REQUEST — Every record that follows should be printed verbatim.
:: DATASET ROWS ::
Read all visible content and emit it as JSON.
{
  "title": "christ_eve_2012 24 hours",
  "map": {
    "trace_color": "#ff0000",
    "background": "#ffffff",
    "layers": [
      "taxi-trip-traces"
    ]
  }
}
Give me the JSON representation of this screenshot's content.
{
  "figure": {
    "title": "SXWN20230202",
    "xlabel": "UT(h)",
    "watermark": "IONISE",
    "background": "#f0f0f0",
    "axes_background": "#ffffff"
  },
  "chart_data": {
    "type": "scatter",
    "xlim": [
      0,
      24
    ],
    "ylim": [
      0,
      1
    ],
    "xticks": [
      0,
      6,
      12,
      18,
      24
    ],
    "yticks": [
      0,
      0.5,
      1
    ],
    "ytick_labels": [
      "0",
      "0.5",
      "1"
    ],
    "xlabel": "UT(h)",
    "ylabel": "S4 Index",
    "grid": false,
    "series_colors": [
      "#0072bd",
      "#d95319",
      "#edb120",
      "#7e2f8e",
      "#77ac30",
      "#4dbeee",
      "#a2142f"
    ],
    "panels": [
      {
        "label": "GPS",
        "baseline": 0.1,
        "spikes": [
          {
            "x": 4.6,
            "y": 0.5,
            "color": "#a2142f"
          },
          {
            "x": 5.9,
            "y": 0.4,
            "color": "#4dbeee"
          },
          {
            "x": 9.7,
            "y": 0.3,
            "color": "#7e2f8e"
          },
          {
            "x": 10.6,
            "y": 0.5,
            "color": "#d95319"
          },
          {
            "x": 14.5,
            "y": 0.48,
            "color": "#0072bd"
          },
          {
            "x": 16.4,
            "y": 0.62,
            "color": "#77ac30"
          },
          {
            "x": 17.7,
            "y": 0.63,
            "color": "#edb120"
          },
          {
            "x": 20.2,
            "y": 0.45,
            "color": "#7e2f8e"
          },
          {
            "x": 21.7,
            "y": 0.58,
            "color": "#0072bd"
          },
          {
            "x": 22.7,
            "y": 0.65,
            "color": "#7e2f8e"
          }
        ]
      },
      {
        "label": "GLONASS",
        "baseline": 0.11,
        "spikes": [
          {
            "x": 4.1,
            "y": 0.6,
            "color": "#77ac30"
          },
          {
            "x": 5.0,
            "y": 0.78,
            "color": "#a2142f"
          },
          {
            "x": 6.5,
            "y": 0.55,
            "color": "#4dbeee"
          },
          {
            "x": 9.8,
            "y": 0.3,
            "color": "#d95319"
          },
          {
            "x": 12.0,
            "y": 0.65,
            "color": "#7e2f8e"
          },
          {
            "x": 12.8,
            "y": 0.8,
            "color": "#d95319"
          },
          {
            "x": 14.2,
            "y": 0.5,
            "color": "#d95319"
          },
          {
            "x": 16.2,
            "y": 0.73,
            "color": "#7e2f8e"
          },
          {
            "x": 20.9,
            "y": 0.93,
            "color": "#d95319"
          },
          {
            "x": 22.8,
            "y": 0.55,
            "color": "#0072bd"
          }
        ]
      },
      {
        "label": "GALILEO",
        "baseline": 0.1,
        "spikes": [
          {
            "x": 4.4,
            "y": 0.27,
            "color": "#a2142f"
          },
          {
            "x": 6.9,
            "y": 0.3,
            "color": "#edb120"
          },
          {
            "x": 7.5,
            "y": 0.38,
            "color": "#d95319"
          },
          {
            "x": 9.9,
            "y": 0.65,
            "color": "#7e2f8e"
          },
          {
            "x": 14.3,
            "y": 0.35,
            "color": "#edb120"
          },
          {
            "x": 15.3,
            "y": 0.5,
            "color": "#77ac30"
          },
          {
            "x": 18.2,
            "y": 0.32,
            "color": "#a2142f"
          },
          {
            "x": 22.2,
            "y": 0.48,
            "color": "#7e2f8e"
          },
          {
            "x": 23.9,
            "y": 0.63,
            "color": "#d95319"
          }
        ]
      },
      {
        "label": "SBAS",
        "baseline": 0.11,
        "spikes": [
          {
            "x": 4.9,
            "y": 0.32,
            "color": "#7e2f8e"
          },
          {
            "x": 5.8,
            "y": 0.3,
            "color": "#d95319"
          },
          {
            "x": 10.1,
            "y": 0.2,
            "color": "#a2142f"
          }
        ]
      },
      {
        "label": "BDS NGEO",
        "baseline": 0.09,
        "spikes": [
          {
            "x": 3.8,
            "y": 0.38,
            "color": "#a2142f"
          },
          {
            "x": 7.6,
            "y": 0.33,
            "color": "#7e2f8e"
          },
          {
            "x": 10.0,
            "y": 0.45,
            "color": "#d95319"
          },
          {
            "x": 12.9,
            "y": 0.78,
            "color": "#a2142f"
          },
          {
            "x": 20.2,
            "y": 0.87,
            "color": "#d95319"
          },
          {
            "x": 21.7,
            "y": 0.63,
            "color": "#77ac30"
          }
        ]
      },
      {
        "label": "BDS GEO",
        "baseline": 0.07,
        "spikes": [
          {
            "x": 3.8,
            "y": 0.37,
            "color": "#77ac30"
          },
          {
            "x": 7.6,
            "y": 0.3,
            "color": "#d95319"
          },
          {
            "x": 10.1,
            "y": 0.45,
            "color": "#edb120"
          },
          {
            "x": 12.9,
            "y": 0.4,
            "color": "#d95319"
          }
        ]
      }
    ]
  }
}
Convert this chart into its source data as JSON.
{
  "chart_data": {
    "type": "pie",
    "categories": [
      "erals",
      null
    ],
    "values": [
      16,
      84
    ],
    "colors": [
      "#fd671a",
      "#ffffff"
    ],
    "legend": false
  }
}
:::
THE OUTPUT —
Read all visible content and emit it as JSON.
{
  "title": "christ_eve_2012 24 hours",
  "map": {
    "trace_color": "#ff0000",
    "background": "#ffffff",
    "layers": [
      "taxi-trip-traces"
    ]
  }
}
Give me the JSON representation of this screenshot's content.
{
  "figure": {
    "title": "SXWN20230202",
    "xlabel": "UT(h)",
    "watermark": "IONISE",
    "background": "#f0f0f0",
    "axes_background": "#ffffff"
  },
  "chart_data": {
    "type": "scatter",
    "xlim": [
      0,
      24
    ],
    "ylim": [
      0,
      1
    ],
    "xticks": [
      0,
      6,
      12,
      18,
      24
    ],
    "yticks": [
      0,
      0.5,
      1
    ],
    "ytick_labels": [
      "0",
      "0.5",
      "1"
    ],
    "xlabel": "UT(h)",
    "ylabel": "S4 Index",
    "grid": false,
    "series_colors": [
      "#0072bd",
      "#d95319",
      "#edb120",
      "#7e2f8e",
      "#77ac30",
      "#4dbeee",
      "#a2142f"
    ],
    "panels": [
      {
        "label": "GPS",
        "baseline": 0.1,
        "spikes": [
          {
            "x": 4.6,
            "y": 0.5,
            "color": "#a2142f"
          },
          {
            "x": 5.9,
            "y": 0.4,
            "color": "#4dbeee"
          },
          {
            "x": 9.7,
            "y": 0.3,
            "color": "#7e2f8e"
          },
          {
            "x": 10.6,
            "y": 0.5,
            "color": "#d95319"
          },
          {
            "x": 14.5,
            "y": 0.48,
            "color": "#0072bd"
          },
          {
            "x": 16.4,
            "y": 0.62,
            "color": "#77ac30"
          },
          {
            "x": 17.7,
            "y": 0.63,
            "color": "#edb120"
          },
          {
            "x": 20.2,
            "y": 0.45,
            "color": "#7e2f8e"
          },
          {
            "x": 21.7,
            "y": 0.58,
            "color": "#0072bd"
          },
          {
            "x": 22.7,
            "y": 0.65,
            "color": "#7e2f8e"
          }
        ]
      },
      {
        "label": "GLONASS",
        "baseline": 0.11,
        "spikes": [
          {
            "x": 4.1,
            "y": 0.6,
            "color": "#77ac30"
          },
          {
            "x": 5.0,
            "y": 0.78,
            "color": "#a2142f"
          },
          {
            "x": 6.5,
            "y": 0.55,
            "color": "#4dbeee"
          },
          {
            "x": 9.8,
            "y": 0.3,
            "color": "#d95319"
          },
          {
            "x": 12.0,
            "y": 0.65,
            "color": "#7e2f8e"
          },
          {
            "x": 12.8,
            "y": 0.8,
            "color": "#d95319"
          },
          {
            "x": 14.2,
            "y": 0.5,
            "color": "#d95319"
          },
          {
            "x": 16.2,
            "y": 0.73,
            "color": "#7e2f8e"
          },
          {
            "x": 20.9,
            "y": 0.93,
            "color": "#d95319"
          },
          {
            "x": 22.8,
            "y": 0.55,
            "color": "#0072bd"
          }
        ]
      },
      {
        "label": "GALILEO",
        "baseline": 0.1,
        "spikes": [
          {
            "x": 4.4,
            "y": 0.27,
            "color": "#a2142f"
          },
          {
            "x": 6.9,
            "y": 0.3,
            "color": "#edb120"
          },
          {
            "x": 7.5,
            "y": 0.38,
            "color": "#d95319"
          },
          {
            "x": 9.9,
            "y": 0.65,
            "color": "#7e2f8e"
          },
          {
            "x": 14.3,
            "y": 0.35,
            "color": "#edb120"
          },
          {
            "x": 15.3,
            "y": 0.5,
            "color": "#77ac30"
          },
          {
            "x": 18.2,
            "y": 0.32,
            "color": "#a2142f"
          },
          {
            "x": 22.2,
            "y": 0.48,
            "color": "#7e2f8e"
          },
          {
            "x": 23.9,
            "y": 0.63,
            "color": "#d95319"
          }
        ]
      },
      {
        "label": "SBAS",
        "baseline": 0.11,
        "spikes": [
          {
            "x": 4.9,
            "y": 0.32,
            "color": "#7e2f8e"
          },
          {
            "x": 5.8,
            "y": 0.3,
            "color": "#d95319"
          },
          {
            "x": 10.1,
            "y": 0.2,
            "color": "#a2142f"
          }
        ]
      },
      {
        "label": "BDS NGEO",
        "baseline": 0.09,
        "spikes": [
          {
            "x": 3.8,
            "y": 0.38,
            "color": "#a2142f"
          },
          {
            "x": 7.6,
            "y": 0.33,
            "color": "#7e2f8e"
          },
          {
            "x": 10.0,
            "y": 0.45,
            "color": "#d95319"
          },
          {
            "x": 12.9,
            "y": 0.78,
            "color": "#a2142f"
          },
          {
            "x": 20.2,
            "y": 0.87,
            "color": "#d95319"
          },
          {
            "x": 21.7,
            "y": 0.63,
            "color": "#77ac30"
          }
        ]
      },
      {
        "label": "BDS GEO",
        "baseline": 0.07,
        "spikes": [
          {
            "x": 3.8,
            "y": 0.37,
            "color": "#77ac30"
          },
          {
            "x": 7.6,
            "y": 0.3,
            "color": "#d95319"
          },
          {
            "x": 10.1,
            "y": 0.45,
            "color": "#edb120"
          },
          {
            "x": 12.9,
            "y": 0.4,
            "color": "#d95319"
          }
        ]
      }
    ]
  }
}
Convert this chart into its source data as JSON.
{
  "chart_data": {
    "type": "pie",
    "categories": [
      "erals",
      null
    ],
    "values": [
      16,
      84
    ],
    "colors": [
      "#fd671a",
      "#ffffff"
    ],
    "legend": false
  }
}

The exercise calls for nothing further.